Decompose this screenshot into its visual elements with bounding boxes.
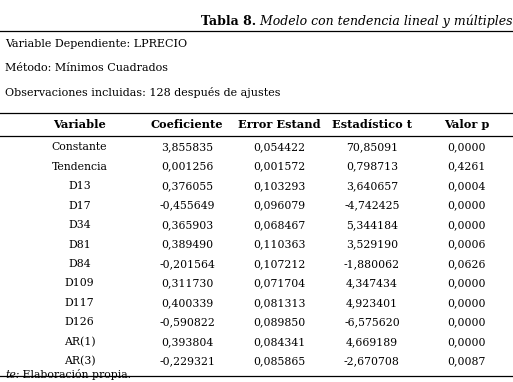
Text: 0,107212: 0,107212 [253, 259, 306, 269]
Text: 0,311730: 0,311730 [161, 278, 213, 288]
Text: 0,0000: 0,0000 [447, 278, 486, 288]
Text: 0,103293: 0,103293 [253, 181, 306, 191]
Text: 0,389490: 0,389490 [161, 240, 213, 249]
Text: Método: Mínimos Cuadrados: Método: Mínimos Cuadrados [5, 63, 168, 73]
Text: 70,85091: 70,85091 [346, 142, 398, 152]
Text: 0,798713: 0,798713 [346, 162, 398, 172]
Text: 0,054422: 0,054422 [253, 142, 306, 152]
Text: D109: D109 [65, 278, 94, 288]
Text: 0,0000: 0,0000 [447, 201, 486, 210]
Text: 0,001572: 0,001572 [253, 162, 306, 172]
Text: 0,0000: 0,0000 [447, 142, 486, 152]
Text: AR(1): AR(1) [64, 337, 95, 347]
Text: -2,670708: -2,670708 [344, 356, 400, 366]
Text: 4,923401: 4,923401 [346, 298, 398, 308]
Text: te:: te: [5, 371, 19, 380]
Text: D13: D13 [68, 181, 91, 191]
Text: 0,0000: 0,0000 [447, 220, 486, 230]
Text: 0,400339: 0,400339 [161, 298, 213, 308]
Text: 0,071704: 0,071704 [253, 278, 306, 288]
Text: 0,0000: 0,0000 [447, 298, 486, 308]
Text: 0,001256: 0,001256 [161, 162, 213, 172]
Text: D17: D17 [68, 201, 91, 210]
Text: Variable Dependiente: LPRECIO: Variable Dependiente: LPRECIO [5, 39, 187, 49]
Text: 0,084341: 0,084341 [253, 337, 306, 347]
Text: D84: D84 [68, 259, 91, 269]
Text: -6,575620: -6,575620 [344, 317, 400, 327]
Text: Coeficiente: Coeficiente [151, 119, 224, 130]
Text: Error Estand: Error Estand [238, 119, 321, 130]
Text: 0,393804: 0,393804 [161, 337, 213, 347]
Text: 0,4261: 0,4261 [448, 162, 486, 172]
Text: Tendencia: Tendencia [52, 162, 107, 172]
Text: 4,347434: 4,347434 [346, 278, 398, 288]
Text: 0,365903: 0,365903 [161, 220, 213, 230]
Text: 0,0006: 0,0006 [447, 240, 486, 249]
Text: 0,0004: 0,0004 [448, 181, 486, 191]
Text: D117: D117 [65, 298, 94, 308]
Text: 4,669189: 4,669189 [346, 337, 398, 347]
Text: Modelo con tendencia lineal y múltiples cambios de nivel: Modelo con tendencia lineal y múltiples … [256, 15, 513, 28]
Text: Valor p: Valor p [444, 119, 489, 130]
Text: D81: D81 [68, 240, 91, 249]
Text: 0,0626: 0,0626 [447, 259, 486, 269]
Text: AR(3): AR(3) [64, 356, 95, 367]
Text: 0,0000: 0,0000 [447, 317, 486, 327]
Text: 0,096079: 0,096079 [253, 201, 306, 210]
Text: 0,089850: 0,089850 [253, 317, 306, 327]
Text: 0,376055: 0,376055 [161, 181, 213, 191]
Text: Variable: Variable [53, 119, 106, 130]
Text: 0,0087: 0,0087 [448, 356, 486, 366]
Text: D34: D34 [68, 220, 91, 230]
Text: Tabla 8.: Tabla 8. [202, 15, 256, 28]
Text: -0,229321: -0,229321 [159, 356, 215, 366]
Text: 3,529190: 3,529190 [346, 240, 398, 249]
Text: -0,455649: -0,455649 [160, 201, 215, 210]
Text: -0,590822: -0,590822 [160, 317, 215, 327]
Text: Elaboración propia.: Elaboración propia. [19, 369, 131, 380]
Text: Observaciones incluidas: 128 después de ajustes: Observaciones incluidas: 128 después de … [5, 87, 281, 98]
Text: 0,0000: 0,0000 [447, 337, 486, 347]
Text: 5,344184: 5,344184 [346, 220, 398, 230]
Text: Constante: Constante [52, 142, 107, 152]
Text: -4,742425: -4,742425 [344, 201, 400, 210]
Text: 3,640657: 3,640657 [346, 181, 398, 191]
Text: 0,068467: 0,068467 [253, 220, 306, 230]
Text: 3,855835: 3,855835 [161, 142, 213, 152]
Text: -0,201564: -0,201564 [160, 259, 215, 269]
Text: -1,880062: -1,880062 [344, 259, 400, 269]
Text: 0,110363: 0,110363 [253, 240, 306, 249]
Text: Estadístico t: Estadístico t [332, 119, 412, 130]
Text: D126: D126 [65, 317, 94, 327]
Text: 0,081313: 0,081313 [253, 298, 306, 308]
Text: 0,085865: 0,085865 [253, 356, 306, 366]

■ **Short exercise**
How many lines in the entries above contain the word "Variable"? Reply with the number alone.

■ **Response to this task**
2